#### [Task brief]
Extract every line that contains the string "arrow".

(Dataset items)
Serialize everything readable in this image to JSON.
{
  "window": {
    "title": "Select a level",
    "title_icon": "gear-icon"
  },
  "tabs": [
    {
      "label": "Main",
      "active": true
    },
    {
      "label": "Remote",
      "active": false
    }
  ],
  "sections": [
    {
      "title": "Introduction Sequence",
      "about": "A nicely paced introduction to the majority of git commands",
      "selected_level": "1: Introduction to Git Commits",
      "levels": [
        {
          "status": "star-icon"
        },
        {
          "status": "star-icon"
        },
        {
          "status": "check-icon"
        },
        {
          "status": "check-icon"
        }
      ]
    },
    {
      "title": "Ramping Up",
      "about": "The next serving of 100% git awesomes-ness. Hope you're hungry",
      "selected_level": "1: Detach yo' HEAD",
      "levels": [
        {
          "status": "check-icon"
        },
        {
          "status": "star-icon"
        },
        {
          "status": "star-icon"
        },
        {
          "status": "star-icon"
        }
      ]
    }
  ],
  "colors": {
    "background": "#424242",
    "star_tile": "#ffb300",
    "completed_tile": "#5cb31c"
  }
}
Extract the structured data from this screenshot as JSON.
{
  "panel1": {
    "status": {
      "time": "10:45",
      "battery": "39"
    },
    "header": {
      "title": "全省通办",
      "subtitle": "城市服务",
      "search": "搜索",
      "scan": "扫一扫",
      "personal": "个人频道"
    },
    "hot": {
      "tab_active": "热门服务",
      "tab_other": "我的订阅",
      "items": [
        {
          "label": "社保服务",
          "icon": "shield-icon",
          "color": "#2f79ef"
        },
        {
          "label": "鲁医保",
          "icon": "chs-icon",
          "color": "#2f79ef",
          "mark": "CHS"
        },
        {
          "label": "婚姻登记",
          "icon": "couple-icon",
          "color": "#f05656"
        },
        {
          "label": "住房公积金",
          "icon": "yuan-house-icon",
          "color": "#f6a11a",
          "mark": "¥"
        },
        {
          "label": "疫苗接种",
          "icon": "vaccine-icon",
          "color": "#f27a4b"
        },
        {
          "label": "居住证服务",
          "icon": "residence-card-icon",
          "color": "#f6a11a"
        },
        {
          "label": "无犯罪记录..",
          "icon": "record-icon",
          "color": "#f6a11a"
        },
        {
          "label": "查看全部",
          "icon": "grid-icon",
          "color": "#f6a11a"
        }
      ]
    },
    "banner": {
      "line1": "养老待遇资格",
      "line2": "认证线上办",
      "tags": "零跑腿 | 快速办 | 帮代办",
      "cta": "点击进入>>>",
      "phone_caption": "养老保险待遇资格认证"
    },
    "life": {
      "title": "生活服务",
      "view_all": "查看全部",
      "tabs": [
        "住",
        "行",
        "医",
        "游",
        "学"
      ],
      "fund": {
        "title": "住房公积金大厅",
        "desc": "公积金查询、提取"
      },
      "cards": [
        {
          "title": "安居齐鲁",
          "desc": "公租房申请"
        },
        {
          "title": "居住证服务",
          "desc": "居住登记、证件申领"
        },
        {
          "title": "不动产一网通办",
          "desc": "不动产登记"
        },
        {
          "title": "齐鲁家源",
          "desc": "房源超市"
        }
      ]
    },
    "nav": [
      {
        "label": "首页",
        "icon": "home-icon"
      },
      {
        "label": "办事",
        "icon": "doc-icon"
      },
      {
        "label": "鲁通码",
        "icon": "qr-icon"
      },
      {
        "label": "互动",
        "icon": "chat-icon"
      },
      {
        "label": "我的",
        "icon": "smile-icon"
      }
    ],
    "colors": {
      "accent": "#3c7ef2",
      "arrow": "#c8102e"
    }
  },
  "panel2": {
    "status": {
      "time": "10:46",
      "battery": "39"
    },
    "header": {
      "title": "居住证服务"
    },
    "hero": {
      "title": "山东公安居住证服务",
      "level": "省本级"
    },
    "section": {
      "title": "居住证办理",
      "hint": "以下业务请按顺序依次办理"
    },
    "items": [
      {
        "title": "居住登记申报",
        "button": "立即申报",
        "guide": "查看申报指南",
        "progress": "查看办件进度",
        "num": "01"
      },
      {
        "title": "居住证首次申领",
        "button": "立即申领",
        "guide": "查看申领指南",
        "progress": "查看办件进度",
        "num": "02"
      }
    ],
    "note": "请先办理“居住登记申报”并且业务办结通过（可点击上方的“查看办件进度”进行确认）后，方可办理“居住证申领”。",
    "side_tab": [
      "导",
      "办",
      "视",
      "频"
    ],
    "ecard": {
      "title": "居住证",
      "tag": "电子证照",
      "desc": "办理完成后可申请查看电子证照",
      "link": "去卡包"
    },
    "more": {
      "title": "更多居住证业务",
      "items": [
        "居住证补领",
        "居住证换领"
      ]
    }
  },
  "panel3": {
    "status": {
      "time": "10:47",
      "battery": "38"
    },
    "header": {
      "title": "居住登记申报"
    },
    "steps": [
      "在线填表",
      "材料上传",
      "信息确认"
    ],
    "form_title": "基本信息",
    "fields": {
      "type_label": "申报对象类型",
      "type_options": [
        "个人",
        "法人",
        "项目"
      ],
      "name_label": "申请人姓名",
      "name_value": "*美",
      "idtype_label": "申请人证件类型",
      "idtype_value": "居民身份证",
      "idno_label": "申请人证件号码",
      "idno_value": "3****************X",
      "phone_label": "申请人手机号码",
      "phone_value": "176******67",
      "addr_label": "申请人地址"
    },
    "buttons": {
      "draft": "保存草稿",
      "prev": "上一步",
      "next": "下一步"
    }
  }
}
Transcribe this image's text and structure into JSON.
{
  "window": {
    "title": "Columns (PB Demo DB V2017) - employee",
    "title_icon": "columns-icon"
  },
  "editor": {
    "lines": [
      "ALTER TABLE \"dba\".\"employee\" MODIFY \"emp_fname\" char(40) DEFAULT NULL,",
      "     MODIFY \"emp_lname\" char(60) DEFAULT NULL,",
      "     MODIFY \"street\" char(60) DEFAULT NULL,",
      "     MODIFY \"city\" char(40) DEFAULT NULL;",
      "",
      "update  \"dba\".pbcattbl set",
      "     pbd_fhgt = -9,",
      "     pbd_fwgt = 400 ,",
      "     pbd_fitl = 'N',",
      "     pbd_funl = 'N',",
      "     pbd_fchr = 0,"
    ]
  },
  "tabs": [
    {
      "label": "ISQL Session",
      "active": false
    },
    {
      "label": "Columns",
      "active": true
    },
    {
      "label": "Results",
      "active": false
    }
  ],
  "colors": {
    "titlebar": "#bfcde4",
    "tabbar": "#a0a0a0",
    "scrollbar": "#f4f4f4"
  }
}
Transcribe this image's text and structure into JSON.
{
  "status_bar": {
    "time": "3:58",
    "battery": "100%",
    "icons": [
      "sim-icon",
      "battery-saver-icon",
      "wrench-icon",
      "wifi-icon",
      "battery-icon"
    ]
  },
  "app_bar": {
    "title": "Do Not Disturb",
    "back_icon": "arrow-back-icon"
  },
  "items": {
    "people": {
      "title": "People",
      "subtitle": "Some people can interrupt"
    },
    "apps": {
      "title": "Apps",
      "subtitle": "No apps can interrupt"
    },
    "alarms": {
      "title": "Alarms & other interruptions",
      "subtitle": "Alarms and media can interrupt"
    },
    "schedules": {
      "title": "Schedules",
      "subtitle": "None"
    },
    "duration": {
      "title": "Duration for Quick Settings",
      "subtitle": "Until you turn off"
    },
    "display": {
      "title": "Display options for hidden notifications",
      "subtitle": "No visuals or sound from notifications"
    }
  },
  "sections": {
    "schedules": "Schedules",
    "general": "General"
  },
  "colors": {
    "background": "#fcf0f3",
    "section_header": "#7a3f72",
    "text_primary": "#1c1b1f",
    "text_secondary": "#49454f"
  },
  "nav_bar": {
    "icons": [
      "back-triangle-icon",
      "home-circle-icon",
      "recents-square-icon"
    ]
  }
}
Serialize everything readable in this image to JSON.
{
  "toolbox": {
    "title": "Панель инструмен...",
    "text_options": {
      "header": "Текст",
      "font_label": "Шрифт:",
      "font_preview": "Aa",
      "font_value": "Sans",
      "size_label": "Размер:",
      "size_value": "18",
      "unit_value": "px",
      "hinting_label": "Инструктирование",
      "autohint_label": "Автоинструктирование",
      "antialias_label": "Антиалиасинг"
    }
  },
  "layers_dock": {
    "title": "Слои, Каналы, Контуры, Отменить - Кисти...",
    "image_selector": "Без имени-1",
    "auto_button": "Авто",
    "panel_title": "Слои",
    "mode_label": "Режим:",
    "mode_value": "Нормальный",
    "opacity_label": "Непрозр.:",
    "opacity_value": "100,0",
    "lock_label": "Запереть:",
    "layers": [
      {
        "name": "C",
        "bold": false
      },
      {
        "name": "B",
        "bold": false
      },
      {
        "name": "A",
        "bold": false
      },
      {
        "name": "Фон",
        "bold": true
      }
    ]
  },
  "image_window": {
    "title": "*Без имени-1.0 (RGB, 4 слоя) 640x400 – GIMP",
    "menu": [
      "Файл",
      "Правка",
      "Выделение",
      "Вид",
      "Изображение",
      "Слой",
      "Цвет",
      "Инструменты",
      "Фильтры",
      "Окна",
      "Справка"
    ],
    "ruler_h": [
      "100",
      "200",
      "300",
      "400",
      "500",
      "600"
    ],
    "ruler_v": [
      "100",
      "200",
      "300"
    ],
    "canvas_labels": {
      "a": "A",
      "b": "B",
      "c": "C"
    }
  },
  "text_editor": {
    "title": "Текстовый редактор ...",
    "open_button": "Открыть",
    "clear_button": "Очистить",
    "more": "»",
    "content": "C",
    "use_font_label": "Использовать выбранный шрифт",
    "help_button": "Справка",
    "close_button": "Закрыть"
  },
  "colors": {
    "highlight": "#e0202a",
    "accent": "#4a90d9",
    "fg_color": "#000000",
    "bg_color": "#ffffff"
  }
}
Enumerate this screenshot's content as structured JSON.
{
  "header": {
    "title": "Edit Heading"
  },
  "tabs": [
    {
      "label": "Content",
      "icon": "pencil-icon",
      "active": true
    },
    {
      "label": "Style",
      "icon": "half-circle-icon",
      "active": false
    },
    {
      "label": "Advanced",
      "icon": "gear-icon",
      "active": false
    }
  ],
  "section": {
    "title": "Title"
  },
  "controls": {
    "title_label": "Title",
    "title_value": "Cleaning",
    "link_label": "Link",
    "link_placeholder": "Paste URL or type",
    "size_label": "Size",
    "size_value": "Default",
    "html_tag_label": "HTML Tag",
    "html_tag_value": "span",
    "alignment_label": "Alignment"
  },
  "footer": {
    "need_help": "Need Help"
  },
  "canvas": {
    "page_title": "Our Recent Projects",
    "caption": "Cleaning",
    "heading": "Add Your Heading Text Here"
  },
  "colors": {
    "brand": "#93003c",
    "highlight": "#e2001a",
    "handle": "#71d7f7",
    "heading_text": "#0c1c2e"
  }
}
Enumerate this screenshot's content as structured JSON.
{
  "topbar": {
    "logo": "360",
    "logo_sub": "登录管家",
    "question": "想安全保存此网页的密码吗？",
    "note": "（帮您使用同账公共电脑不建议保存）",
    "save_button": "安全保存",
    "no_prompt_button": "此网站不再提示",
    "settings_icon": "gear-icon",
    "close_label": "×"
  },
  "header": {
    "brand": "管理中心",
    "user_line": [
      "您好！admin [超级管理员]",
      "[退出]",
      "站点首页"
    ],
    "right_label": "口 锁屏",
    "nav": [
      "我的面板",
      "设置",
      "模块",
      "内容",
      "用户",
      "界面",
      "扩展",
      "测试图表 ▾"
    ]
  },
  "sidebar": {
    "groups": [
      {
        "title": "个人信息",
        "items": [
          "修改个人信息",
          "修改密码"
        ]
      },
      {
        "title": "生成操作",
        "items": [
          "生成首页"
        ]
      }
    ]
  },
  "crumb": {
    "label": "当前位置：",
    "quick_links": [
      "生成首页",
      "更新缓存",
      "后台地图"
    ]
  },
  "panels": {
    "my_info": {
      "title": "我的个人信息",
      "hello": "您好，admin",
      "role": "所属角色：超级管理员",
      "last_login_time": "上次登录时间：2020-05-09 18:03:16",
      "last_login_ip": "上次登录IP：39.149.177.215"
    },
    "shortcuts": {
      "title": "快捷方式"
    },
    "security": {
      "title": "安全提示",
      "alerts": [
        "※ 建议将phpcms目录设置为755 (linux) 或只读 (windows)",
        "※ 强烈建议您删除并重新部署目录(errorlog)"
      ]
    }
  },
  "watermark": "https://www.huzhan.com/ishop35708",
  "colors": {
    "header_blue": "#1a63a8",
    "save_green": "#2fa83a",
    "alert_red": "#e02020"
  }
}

#### [Answer to this exercise]
      "arrow": "#c8102e"
    "back_icon": "arrow-back-icon"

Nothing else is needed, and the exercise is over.